--- Begin Data provided ---
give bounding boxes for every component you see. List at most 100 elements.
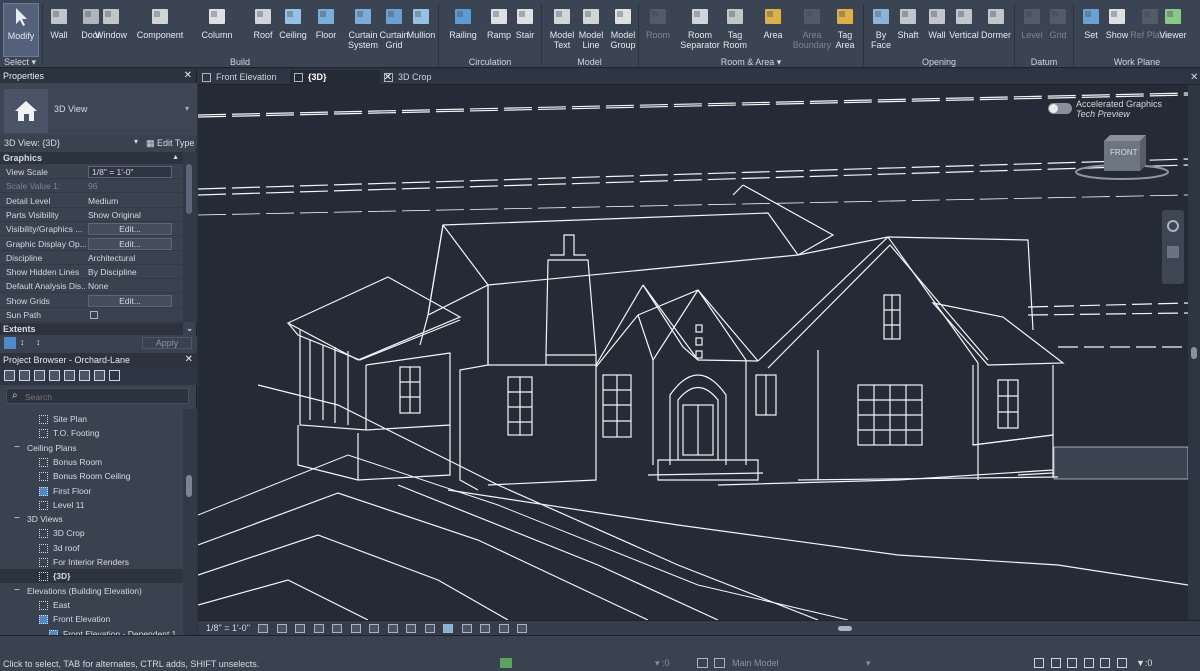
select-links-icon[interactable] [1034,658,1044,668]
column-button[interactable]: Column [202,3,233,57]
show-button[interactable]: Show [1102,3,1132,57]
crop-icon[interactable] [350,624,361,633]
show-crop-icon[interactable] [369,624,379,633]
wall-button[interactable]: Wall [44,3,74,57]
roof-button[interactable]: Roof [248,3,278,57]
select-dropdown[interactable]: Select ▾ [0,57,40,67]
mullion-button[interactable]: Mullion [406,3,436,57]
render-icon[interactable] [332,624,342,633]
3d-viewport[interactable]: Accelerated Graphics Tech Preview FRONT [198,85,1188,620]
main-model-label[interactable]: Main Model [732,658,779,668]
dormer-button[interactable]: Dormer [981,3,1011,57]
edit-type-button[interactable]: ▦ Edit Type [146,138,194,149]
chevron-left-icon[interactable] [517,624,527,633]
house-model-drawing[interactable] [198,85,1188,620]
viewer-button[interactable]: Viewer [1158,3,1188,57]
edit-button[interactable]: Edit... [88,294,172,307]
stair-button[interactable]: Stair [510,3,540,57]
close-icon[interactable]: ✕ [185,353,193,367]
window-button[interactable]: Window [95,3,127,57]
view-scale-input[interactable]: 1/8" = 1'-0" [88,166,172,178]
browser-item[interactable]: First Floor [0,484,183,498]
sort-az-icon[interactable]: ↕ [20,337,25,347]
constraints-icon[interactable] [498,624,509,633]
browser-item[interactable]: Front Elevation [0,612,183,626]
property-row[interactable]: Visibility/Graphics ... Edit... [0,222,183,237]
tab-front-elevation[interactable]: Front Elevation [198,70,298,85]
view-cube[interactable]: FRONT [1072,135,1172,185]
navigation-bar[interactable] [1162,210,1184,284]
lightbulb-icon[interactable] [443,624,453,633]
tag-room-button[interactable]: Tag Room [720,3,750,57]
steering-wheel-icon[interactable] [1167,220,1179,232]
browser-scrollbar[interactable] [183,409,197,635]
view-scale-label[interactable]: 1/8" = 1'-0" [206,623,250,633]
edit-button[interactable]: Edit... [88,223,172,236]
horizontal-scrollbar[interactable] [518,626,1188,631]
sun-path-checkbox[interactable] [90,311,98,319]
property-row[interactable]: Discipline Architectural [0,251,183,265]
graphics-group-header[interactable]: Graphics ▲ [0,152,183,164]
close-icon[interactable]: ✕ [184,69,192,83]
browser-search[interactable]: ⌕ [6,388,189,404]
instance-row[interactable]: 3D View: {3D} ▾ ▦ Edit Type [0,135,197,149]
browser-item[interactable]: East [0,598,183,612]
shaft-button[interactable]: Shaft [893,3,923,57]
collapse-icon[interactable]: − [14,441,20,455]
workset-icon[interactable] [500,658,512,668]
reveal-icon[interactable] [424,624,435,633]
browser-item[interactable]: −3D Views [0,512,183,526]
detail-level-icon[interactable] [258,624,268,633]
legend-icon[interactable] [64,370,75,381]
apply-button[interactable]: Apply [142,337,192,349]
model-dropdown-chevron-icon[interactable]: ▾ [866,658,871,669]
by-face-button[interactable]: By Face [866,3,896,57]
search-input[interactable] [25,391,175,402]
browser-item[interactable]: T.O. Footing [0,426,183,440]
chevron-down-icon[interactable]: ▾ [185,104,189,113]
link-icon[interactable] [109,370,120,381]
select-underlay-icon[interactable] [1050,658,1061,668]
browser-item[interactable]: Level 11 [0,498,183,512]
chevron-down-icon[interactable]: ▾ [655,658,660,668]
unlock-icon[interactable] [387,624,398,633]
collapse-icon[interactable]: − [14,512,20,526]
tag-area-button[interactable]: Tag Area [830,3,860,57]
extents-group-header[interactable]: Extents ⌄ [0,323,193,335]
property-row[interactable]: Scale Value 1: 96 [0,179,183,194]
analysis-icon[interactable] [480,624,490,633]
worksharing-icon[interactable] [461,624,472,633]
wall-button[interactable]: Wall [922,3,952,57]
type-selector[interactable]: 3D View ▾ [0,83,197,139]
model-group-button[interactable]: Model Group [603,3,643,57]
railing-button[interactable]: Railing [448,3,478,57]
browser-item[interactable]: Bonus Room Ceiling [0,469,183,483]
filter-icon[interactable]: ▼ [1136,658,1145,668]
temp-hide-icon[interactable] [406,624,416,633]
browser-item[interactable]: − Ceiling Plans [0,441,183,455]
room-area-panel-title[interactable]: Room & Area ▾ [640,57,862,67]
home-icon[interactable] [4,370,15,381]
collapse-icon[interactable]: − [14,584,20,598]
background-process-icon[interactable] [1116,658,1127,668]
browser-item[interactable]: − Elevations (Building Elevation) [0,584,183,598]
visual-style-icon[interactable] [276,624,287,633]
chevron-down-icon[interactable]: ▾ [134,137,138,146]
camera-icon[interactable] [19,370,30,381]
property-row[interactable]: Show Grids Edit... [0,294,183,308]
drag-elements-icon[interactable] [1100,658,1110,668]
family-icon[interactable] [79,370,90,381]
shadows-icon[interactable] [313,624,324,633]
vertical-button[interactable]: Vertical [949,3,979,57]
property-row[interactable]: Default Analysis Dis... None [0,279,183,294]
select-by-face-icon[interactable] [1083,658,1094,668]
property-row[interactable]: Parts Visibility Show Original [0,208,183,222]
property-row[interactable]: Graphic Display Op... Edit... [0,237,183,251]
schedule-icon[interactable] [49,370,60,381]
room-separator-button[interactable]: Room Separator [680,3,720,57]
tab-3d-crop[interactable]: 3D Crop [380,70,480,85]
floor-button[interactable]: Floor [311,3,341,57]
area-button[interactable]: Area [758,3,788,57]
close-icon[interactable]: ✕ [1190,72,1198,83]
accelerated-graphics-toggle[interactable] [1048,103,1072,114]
--- End Data provided ---
◆ **Job**
Put every line of the material above into a numbered list, leaving out blank lines and the pictures.

◆ **Problem solution**
1. give bounding boxes for every component you see. List at most 100 elements.
2. select-links-icon[interactable] [1034,658,1044,668]
3. column-button[interactable]: Column [202,3,233,57]
4. show-button[interactable]: Show [1102,3,1132,57]
5. crop-icon[interactable] [350,624,361,633]
6. show-crop-icon[interactable] [369,624,379,633]
7. wall-button[interactable]: Wall [44,3,74,57]
8. roof-button[interactable]: Roof [248,3,278,57]
9. select-dropdown[interactable]: Select ▾ [0,57,40,67]
10. mullion-button[interactable]: Mullion [406,3,436,57]
11. render-icon[interactable] [332,624,342,633]
12. 3d-viewport[interactable]: Accelerated Graphics Tech Preview FRONT [198,85,1188,620]
13. main-model-label[interactable]: Main Model [732,658,779,668]
14. dormer-button[interactable]: Dormer [981,3,1011,57]
15. edit-type-button[interactable]: ▦ Edit Type [146,138,194,149]
16. chevron-left-icon[interactable] [517,624,527,633]
17. house-model-drawing[interactable] [198,85,1188,620]
18. viewer-button[interactable]: Viewer [1158,3,1188,57]
19. edit-button[interactable]: Edit... [88,294,172,307]
20. stair-button[interactable]: Stair [510,3,540,57]
21. close-icon[interactable]: ✕ [185,353,193,367]
22. window-button[interactable]: Window [95,3,127,57]
23. view-scale-input[interactable]: 1/8" = 1'-0" [88,166,172,178]
24. browser-item[interactable]: First Floor [0,484,183,498]
25. sort-az-icon[interactable]: ↕ [20,337,25,347]
26. constraints-icon[interactable] [498,624,509,633]
27. browser-item[interactable]: Front Elevation [0,612,183,626]
28. property-row[interactable]: Visibility/Graphics ... Edit... [0,222,183,237]
29. tab-front-elevation[interactable]: Front Elevation [198,70,298,85]
30. view-cube[interactable]: FRONT [1072,135,1172,185]
31. navigation-bar[interactable] [1162,210,1184,284]
32. lightbulb-icon[interactable] [443,624,453,633]
33. tag-room-button[interactable]: Tag Room [720,3,750,57]
34. steering-wheel-icon[interactable] [1167,220,1179,232]
35. browser-scrollbar[interactable] [183,409,197,635]
36. view-scale-label[interactable]: 1/8" = 1'-0" [206,623,250,633]
37. edit-button[interactable]: Edit... [88,223,172,236]
38. horizontal-scrollbar[interactable] [518,626,1188,631]
39. sun-path-checkbox[interactable] [90,311,98,319]
40. property-row[interactable]: Discipline Architectural [0,251,183,265]
41. graphics-group-header[interactable]: Graphics ▲ [0,152,183,164]
42. close-icon[interactable]: ✕ [184,69,192,83]
43. browser-search[interactable]: ⌕ [6,388,189,404]
44. instance-row[interactable]: 3D View: {3D} ▾ ▦ Edit Type [0,135,197,149]
45. browser-item[interactable]: East [0,598,183,612]
46. shaft-button[interactable]: Shaft [893,3,923,57]
47. collapse-icon[interactable]: − [14,441,20,455]
48. workset-icon[interactable] [500,658,512,668]
49. reveal-icon[interactable] [424,624,435,633]
50. browser-item[interactable]: −3D Views [0,512,183,526]
51. detail-level-icon[interactable] [258,624,268,633]
52. legend-icon[interactable] [64,370,75,381]
53. apply-button[interactable]: Apply [142,337,192,349]
54. model-dropdown-chevron-icon[interactable]: ▾ [866,658,871,669]
55. by-face-button[interactable]: By Face [866,3,896,57]
56. search-input[interactable] [25,391,175,402]
57. browser-item[interactable]: T.O. Footing [0,426,183,440]
58. chevron-down-icon[interactable]: ▾ [185,104,189,113]
59. link-icon[interactable] [109,370,120,381]
60. select-underlay-icon[interactable] [1050,658,1061,668]
61. browser-item[interactable]: Level 11 [0,498,183,512]
62. chevron-down-icon[interactable]: ▾ [655,658,660,668]
63. unlock-icon[interactable] [387,624,398,633]
64. collapse-icon[interactable]: − [14,512,20,526]
65. tag-area-button[interactable]: Tag Area [830,3,860,57]
66. extents-group-header[interactable]: Extents ⌄ [0,323,193,335]
67. property-row[interactable]: Scale Value 1: 96 [0,179,183,194]
68. analysis-icon[interactable] [480,624,490,633]
69. worksharing-icon[interactable] [461,624,472,633]
70. wall-button[interactable]: Wall [922,3,952,57]
71. type-selector[interactable]: 3D View ▾ [0,83,197,139]
72. model-group-button[interactable]: Model Group [603,3,643,57]
73. railing-button[interactable]: Railing [448,3,478,57]
74. browser-item[interactable]: Bonus Room Ceiling [0,469,183,483]
75. filter-icon[interactable]: ▼ [1136,658,1145,668]
76. temp-hide-icon[interactable] [406,624,416,633]
77. browser-item[interactable]: − Ceiling Plans [0,441,183,455]
78. room-area-panel-title[interactable]: Room & Area ▾ [640,57,862,67]
79. home-icon[interactable] [4,370,15,381]
80. collapse-icon[interactable]: − [14,584,20,598]
81. background-process-icon[interactable] [1116,658,1127,668]
82. browser-item[interactable]: − Elevations (Building Elevation) [0,584,183,598]
83. visual-style-icon[interactable] [276,624,287,633]
84. chevron-down-icon[interactable]: ▾ [134,137,138,146]
85. camera-icon[interactable] [19,370,30,381]
86. property-row[interactable]: Show Grids Edit... [0,294,183,308]
87. drag-elements-icon[interactable] [1100,658,1110,668]
88. family-icon[interactable] [79,370,90,381]
89. shadows-icon[interactable] [313,624,324,633]
90. vertical-button[interactable]: Vertical [949,3,979,57]
91. property-row[interactable]: Default Analysis Dis... None [0,279,183,294]
92. select-by-face-icon[interactable] [1083,658,1094,668]
93. property-row[interactable]: Parts Visibility Show Original [0,208,183,222]
94. property-row[interactable]: Graphic Display Op... Edit... [0,237,183,251]
95. schedule-icon[interactable] [49,370,60,381]
96. room-separator-button[interactable]: Room Separator [680,3,720,57]
97. tab-3d-crop[interactable]: 3D Crop [380,70,480,85]
98. floor-button[interactable]: Floor [311,3,341,57]
99. area-button[interactable]: Area [758,3,788,57]
100. close-icon[interactable]: ✕ [1190,72,1198,83]
101. accelerated-graphics-toggle[interactable] [1048,103,1072,114]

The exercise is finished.